STATED PROBLEM: Reproduce each line that includes the word "sicut".

[BEGIN]

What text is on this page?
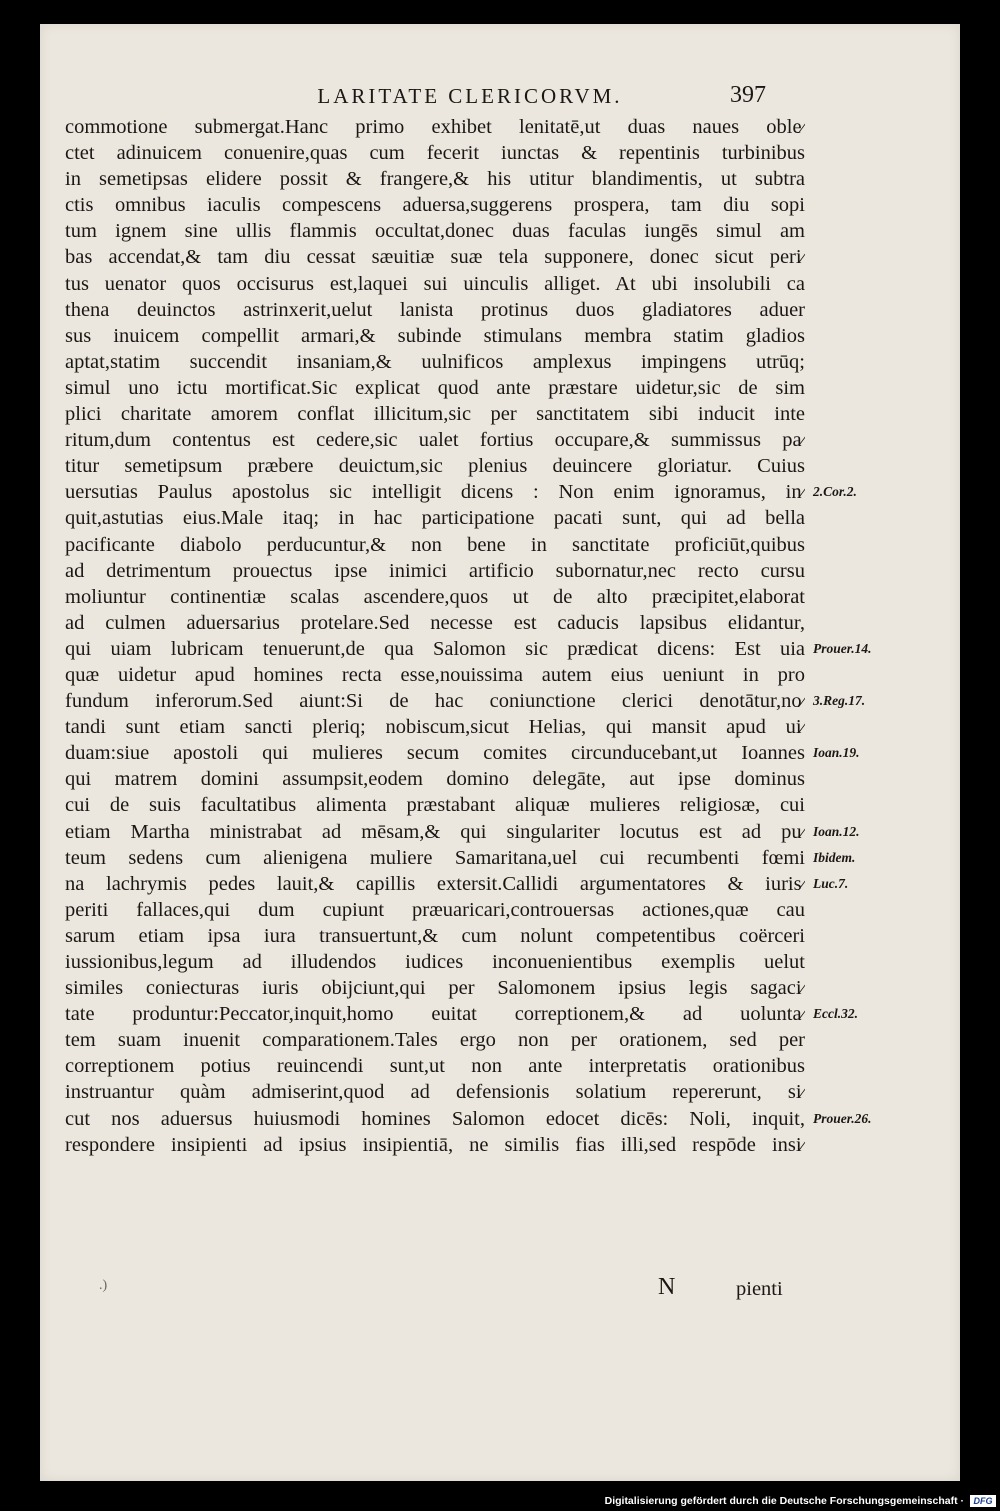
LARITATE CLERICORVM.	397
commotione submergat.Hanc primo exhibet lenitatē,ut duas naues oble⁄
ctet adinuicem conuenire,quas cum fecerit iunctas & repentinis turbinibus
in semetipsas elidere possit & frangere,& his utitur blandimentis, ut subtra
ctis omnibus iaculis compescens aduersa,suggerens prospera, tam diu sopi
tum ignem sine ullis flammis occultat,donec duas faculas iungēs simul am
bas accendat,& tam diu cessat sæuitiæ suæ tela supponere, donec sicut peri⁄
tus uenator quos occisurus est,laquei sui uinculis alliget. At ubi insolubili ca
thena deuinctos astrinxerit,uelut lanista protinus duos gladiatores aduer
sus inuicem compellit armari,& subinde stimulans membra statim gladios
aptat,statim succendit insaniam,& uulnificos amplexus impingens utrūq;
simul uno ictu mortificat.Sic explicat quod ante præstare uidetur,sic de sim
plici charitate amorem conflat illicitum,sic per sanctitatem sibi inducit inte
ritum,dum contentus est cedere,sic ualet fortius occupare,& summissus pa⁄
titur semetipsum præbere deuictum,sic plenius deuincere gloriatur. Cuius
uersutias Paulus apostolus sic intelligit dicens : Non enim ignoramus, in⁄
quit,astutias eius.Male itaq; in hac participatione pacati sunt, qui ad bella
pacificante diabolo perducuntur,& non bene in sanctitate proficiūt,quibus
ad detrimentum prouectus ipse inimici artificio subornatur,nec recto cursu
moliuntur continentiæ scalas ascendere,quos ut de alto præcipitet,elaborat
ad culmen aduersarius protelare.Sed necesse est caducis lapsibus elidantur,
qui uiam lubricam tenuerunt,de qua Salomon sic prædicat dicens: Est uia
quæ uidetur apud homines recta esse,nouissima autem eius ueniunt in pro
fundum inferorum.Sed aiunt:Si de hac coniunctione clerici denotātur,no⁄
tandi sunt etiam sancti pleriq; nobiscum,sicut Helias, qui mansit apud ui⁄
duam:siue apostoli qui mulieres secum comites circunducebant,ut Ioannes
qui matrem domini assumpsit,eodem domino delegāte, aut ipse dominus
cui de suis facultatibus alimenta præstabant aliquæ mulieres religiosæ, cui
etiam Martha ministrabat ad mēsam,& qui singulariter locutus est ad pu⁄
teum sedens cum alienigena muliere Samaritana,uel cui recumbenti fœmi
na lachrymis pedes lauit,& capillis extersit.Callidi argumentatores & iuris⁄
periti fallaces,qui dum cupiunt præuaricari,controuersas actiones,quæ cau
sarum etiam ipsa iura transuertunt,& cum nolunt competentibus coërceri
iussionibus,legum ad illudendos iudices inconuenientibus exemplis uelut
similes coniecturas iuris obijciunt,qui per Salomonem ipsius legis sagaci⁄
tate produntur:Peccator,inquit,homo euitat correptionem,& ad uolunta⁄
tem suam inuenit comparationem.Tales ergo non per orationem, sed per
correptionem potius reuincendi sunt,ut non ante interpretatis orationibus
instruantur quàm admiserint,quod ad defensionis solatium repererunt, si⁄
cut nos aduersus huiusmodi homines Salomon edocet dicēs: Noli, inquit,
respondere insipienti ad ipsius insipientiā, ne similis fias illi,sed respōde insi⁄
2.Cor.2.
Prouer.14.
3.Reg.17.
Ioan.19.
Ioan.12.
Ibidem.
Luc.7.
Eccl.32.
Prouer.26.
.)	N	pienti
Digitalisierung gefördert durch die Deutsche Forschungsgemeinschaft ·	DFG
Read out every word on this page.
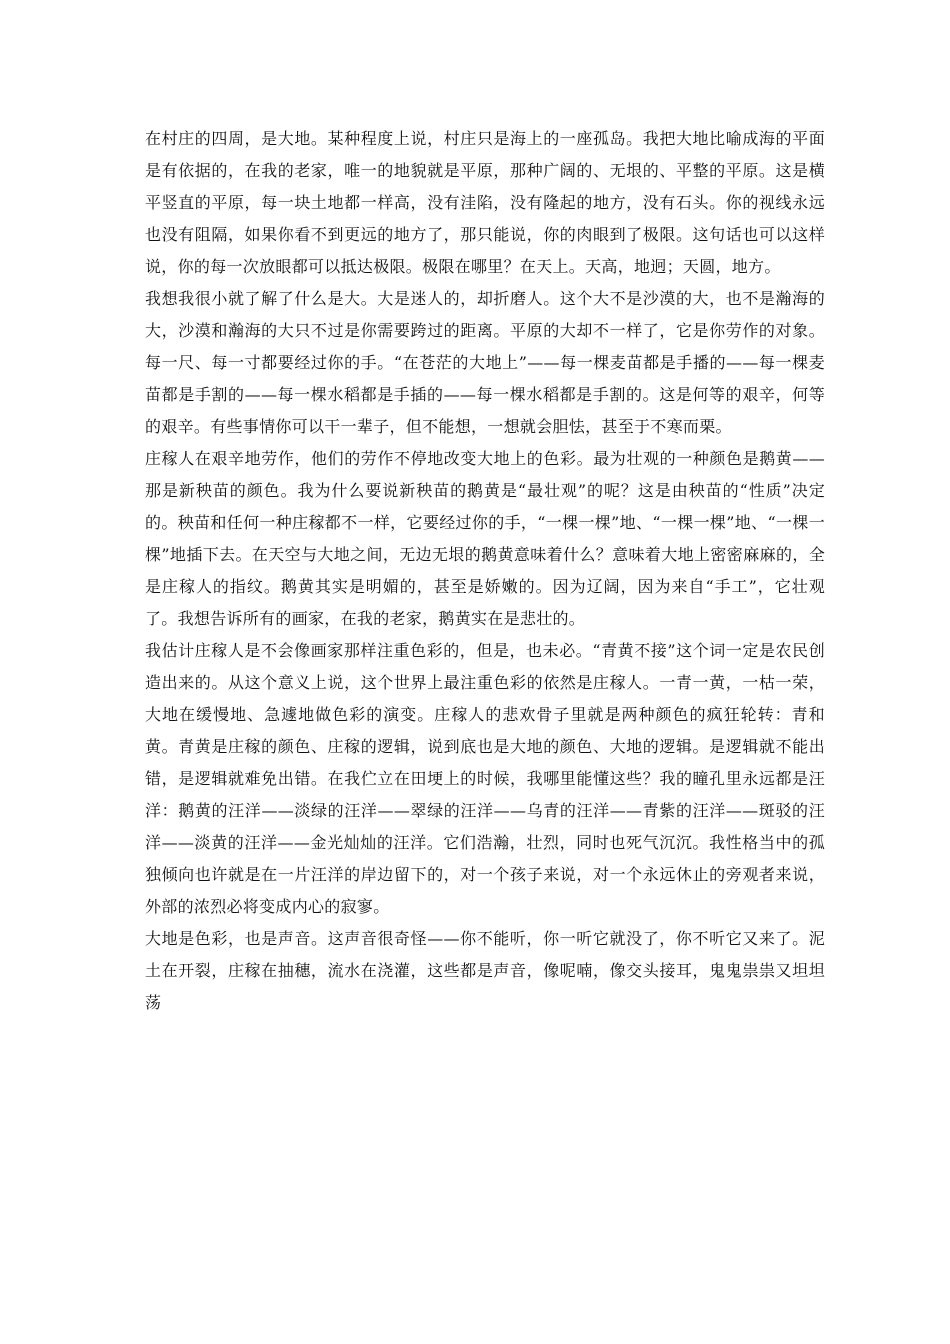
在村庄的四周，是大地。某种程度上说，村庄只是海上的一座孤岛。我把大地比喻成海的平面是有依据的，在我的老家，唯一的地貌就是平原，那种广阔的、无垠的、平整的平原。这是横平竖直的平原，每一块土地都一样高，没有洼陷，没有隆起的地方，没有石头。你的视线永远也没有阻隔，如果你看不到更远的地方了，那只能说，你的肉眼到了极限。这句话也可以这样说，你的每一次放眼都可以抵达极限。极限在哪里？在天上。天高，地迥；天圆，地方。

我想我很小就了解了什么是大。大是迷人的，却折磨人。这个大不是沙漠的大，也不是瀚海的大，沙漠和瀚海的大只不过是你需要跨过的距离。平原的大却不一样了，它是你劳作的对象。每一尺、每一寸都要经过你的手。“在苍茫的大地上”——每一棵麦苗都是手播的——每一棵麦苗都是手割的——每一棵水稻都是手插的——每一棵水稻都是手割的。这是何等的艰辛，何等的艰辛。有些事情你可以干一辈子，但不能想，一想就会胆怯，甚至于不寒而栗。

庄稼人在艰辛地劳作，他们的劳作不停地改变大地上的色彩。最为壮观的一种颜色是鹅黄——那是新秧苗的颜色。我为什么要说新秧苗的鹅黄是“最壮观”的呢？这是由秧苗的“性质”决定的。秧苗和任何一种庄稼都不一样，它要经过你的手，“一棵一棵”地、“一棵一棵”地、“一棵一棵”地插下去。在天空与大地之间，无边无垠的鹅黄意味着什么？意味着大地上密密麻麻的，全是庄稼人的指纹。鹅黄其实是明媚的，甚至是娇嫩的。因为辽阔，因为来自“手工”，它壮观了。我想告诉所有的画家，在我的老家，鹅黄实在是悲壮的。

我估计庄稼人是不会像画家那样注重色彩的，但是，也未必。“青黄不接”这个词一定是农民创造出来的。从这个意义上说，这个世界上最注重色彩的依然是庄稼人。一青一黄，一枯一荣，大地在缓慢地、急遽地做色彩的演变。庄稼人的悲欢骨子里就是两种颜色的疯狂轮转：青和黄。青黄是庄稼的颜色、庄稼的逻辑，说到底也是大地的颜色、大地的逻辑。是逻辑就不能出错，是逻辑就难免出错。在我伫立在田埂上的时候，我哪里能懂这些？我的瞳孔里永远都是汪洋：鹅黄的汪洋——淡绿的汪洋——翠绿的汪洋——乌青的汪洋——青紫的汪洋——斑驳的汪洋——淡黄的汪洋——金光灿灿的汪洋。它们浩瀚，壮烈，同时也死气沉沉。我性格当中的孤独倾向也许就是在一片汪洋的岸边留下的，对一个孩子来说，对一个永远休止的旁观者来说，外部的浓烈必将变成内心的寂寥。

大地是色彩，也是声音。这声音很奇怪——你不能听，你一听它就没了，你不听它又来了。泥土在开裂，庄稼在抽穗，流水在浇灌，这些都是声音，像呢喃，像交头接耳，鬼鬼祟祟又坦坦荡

[END]

TASK OUTPUT:
bas accendat,& tam diu cessat sæuitiæ suæ tela supponere, donec sicut peri⁄
tandi sunt etiam sancti pleriq; nobiscum,sicut Helias, qui mansit apud ui⁄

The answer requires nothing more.